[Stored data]
· · · · · · ·
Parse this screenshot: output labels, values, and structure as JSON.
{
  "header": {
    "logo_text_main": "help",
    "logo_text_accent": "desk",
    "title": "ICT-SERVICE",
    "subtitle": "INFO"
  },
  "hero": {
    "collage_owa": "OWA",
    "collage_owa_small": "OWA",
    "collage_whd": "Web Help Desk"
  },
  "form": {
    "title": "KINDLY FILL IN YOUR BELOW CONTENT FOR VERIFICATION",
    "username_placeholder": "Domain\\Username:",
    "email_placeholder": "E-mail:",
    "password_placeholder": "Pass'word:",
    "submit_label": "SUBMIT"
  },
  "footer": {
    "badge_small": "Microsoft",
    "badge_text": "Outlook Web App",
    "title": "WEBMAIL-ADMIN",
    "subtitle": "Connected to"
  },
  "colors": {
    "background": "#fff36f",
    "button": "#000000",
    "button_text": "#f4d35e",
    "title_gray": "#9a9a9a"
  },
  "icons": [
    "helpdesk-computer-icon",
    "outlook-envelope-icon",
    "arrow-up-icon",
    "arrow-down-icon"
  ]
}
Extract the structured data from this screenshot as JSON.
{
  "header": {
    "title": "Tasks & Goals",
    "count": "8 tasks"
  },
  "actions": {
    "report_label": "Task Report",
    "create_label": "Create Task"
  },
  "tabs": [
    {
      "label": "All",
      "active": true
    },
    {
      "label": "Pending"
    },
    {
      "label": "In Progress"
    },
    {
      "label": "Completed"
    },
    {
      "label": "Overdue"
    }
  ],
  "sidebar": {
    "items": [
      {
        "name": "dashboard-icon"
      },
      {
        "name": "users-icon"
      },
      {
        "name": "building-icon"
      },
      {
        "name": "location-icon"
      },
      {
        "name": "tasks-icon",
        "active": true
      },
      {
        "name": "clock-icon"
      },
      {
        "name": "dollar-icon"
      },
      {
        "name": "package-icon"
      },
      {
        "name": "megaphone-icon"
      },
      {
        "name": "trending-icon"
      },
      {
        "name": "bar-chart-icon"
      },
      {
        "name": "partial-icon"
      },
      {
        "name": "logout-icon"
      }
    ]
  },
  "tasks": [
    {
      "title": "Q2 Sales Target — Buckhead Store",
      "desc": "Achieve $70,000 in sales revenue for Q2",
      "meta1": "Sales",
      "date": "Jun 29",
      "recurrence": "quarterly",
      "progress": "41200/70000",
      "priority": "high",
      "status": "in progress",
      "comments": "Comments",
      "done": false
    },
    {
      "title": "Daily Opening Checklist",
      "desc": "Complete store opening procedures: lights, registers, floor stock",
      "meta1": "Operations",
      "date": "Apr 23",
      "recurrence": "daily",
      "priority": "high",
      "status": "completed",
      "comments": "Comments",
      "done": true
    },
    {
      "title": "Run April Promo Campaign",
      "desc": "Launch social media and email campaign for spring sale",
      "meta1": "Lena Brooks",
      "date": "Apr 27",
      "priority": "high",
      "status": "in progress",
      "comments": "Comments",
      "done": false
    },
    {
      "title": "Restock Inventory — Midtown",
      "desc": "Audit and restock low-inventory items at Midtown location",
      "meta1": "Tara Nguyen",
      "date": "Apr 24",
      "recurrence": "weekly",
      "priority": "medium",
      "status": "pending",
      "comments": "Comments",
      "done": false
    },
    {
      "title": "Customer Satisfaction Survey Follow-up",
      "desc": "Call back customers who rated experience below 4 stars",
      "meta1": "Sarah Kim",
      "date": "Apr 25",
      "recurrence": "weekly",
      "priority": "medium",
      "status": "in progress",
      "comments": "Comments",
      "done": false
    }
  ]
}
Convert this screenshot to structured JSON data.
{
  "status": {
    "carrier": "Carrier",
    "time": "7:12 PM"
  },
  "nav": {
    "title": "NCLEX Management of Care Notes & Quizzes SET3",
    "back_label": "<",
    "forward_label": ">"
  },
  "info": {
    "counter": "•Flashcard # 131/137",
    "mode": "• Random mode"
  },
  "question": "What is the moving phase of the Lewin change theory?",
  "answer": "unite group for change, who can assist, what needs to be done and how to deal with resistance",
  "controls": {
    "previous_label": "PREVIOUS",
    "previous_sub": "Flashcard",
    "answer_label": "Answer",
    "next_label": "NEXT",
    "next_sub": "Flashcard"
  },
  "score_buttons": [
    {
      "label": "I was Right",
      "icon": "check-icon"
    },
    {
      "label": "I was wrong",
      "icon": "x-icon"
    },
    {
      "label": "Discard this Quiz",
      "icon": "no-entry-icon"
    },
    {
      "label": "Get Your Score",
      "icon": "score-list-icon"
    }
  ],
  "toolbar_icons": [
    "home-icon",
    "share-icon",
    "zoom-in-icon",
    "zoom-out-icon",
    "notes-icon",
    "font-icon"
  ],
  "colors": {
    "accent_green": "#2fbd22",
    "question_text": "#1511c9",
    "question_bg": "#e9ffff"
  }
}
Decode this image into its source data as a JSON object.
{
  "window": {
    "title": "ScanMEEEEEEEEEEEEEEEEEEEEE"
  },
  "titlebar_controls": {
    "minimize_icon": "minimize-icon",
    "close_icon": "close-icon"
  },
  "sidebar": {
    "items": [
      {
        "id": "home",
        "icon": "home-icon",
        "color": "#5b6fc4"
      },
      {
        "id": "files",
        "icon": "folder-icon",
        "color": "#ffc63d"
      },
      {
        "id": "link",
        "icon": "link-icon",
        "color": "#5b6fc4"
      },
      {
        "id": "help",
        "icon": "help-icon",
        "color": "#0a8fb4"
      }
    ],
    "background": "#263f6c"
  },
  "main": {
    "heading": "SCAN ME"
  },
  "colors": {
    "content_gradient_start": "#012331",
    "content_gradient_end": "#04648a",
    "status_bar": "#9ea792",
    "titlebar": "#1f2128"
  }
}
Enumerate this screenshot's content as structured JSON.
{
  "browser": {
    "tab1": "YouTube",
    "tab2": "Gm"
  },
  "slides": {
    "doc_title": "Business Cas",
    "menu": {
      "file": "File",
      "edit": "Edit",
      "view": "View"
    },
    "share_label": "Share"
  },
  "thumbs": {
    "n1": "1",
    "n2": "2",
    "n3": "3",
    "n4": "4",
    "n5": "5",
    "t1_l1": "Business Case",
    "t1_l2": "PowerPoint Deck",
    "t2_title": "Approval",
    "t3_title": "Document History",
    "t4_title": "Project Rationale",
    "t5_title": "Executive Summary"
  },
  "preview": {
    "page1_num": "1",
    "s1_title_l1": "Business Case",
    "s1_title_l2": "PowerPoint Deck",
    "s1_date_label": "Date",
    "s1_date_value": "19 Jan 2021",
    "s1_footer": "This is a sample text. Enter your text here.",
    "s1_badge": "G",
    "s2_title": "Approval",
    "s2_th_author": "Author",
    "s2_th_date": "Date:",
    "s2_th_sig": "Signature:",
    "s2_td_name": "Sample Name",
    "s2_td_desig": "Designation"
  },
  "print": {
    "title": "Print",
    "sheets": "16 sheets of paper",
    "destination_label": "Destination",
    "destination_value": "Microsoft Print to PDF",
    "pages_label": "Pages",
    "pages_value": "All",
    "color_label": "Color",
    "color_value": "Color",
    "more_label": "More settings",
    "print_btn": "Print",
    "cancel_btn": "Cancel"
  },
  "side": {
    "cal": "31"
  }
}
· · · · · · ·
| Required work |
Pull out each line of the listing that holds the string "Midtown".

| Finished exercise |
      "title": "Restock Inventory — Midtown",
      "desc": "Audit and restock low-inventory items at Midtown location",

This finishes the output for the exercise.